>> start RECORD EXCERPTS

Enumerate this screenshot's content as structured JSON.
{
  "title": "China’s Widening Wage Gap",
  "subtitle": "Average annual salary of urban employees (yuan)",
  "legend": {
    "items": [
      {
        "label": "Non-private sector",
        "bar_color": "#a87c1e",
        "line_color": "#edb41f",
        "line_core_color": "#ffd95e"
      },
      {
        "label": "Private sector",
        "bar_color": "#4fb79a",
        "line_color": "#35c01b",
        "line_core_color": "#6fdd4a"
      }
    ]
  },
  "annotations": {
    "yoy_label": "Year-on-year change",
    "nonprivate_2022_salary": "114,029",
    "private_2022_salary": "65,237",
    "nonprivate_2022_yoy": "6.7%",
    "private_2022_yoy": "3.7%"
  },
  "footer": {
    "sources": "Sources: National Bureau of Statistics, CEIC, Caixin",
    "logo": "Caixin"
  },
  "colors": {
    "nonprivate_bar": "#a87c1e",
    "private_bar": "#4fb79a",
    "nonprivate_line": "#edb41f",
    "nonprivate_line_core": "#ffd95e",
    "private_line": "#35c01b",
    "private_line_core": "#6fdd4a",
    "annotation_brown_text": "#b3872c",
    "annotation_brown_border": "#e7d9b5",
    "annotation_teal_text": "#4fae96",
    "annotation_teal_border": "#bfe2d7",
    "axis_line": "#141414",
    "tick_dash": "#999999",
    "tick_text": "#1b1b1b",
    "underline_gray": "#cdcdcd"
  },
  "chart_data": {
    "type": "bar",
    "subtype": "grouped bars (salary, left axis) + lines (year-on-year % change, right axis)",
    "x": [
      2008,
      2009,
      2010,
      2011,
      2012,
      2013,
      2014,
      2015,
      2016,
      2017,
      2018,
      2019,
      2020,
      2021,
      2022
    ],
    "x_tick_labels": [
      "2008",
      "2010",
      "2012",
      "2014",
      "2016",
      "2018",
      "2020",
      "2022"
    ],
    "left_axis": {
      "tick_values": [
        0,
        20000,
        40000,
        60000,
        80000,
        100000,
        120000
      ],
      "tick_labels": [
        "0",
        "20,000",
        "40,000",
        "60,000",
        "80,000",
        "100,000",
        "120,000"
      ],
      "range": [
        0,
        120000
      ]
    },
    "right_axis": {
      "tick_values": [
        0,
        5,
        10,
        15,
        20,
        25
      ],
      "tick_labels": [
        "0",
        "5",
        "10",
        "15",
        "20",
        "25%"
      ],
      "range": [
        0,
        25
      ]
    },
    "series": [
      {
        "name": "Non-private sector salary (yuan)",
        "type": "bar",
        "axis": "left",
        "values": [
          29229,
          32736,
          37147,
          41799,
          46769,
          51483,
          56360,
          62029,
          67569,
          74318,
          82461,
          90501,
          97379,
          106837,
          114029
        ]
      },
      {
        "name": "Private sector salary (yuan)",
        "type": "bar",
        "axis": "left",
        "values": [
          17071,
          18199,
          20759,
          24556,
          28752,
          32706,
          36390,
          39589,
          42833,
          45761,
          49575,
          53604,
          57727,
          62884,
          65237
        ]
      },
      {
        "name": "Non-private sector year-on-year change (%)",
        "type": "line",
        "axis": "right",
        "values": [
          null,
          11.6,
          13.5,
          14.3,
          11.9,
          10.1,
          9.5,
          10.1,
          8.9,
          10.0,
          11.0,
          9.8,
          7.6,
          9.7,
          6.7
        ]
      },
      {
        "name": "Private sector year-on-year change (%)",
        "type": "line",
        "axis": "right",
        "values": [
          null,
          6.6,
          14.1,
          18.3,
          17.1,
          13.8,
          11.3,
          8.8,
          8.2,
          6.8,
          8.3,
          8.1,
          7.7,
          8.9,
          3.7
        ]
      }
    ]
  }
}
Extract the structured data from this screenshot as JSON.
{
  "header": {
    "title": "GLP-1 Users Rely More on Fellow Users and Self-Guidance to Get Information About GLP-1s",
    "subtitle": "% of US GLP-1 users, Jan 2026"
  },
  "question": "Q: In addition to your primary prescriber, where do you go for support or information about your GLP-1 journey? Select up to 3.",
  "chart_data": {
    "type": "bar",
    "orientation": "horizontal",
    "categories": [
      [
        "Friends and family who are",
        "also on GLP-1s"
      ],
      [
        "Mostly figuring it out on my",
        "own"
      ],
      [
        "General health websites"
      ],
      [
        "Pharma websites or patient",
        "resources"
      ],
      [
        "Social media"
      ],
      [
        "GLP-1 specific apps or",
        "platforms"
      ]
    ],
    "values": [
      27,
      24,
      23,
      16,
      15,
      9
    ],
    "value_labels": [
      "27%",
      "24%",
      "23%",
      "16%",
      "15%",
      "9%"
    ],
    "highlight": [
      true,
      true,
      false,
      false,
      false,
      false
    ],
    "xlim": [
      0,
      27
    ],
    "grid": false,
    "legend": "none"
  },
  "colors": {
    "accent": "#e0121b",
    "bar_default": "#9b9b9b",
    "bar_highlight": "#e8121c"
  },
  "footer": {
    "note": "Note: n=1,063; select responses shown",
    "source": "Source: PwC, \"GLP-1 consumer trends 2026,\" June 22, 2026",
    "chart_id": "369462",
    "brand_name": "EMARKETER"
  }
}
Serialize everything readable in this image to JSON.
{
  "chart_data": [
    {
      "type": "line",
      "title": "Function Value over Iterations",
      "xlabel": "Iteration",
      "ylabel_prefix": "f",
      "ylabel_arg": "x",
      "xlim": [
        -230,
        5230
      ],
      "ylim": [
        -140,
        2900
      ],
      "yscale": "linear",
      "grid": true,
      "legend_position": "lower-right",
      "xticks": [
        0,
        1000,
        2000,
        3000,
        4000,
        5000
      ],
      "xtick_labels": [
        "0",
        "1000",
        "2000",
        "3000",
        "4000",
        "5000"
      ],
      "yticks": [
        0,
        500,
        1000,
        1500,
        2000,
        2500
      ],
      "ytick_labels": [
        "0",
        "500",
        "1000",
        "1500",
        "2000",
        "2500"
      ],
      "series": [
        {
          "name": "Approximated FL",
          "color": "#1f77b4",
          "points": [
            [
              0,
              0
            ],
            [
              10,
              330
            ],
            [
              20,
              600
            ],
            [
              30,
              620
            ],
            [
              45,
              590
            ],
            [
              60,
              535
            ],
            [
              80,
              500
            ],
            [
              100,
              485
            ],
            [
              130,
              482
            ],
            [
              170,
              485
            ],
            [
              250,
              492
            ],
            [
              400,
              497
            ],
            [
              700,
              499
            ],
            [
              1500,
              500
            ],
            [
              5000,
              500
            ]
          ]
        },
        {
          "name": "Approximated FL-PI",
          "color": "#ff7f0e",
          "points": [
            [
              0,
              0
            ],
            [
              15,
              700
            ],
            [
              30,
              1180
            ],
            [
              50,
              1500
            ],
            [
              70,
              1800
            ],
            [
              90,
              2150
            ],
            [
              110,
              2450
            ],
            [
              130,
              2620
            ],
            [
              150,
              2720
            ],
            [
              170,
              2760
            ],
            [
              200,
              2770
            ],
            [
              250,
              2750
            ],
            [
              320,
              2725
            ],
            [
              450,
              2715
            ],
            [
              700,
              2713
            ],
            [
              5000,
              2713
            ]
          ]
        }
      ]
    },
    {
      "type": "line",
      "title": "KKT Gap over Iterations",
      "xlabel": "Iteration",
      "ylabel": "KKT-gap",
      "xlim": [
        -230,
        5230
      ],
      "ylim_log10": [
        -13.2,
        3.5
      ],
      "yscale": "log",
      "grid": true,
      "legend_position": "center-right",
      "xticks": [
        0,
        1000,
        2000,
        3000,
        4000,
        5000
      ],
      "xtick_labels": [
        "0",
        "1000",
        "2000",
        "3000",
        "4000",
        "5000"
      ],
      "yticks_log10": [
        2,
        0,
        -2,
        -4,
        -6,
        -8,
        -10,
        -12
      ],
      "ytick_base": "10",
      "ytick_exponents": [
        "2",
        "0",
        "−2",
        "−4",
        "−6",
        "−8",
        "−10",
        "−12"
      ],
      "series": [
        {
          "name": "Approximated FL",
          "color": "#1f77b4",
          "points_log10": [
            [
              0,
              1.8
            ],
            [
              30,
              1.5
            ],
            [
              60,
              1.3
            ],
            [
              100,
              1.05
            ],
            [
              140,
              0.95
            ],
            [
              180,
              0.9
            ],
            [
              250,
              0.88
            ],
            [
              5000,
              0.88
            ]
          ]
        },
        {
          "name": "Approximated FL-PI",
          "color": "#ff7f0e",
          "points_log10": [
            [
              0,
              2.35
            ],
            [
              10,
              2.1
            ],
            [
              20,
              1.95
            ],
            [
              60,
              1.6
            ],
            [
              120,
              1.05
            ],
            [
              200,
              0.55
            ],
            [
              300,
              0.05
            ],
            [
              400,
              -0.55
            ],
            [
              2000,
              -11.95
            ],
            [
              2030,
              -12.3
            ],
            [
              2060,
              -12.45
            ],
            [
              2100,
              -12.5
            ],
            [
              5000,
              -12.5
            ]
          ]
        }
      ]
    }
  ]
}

>> end RECORD EXCERPTS

## AIM OF THE EXERCISE:
Working from the entries above, return all lines that contain "JSON".

## RESULT:
Enumerate this screenshot's content as structured JSON.
Extract the structured data from this screenshot as JSON.
Serialize everything readable in this image to JSON.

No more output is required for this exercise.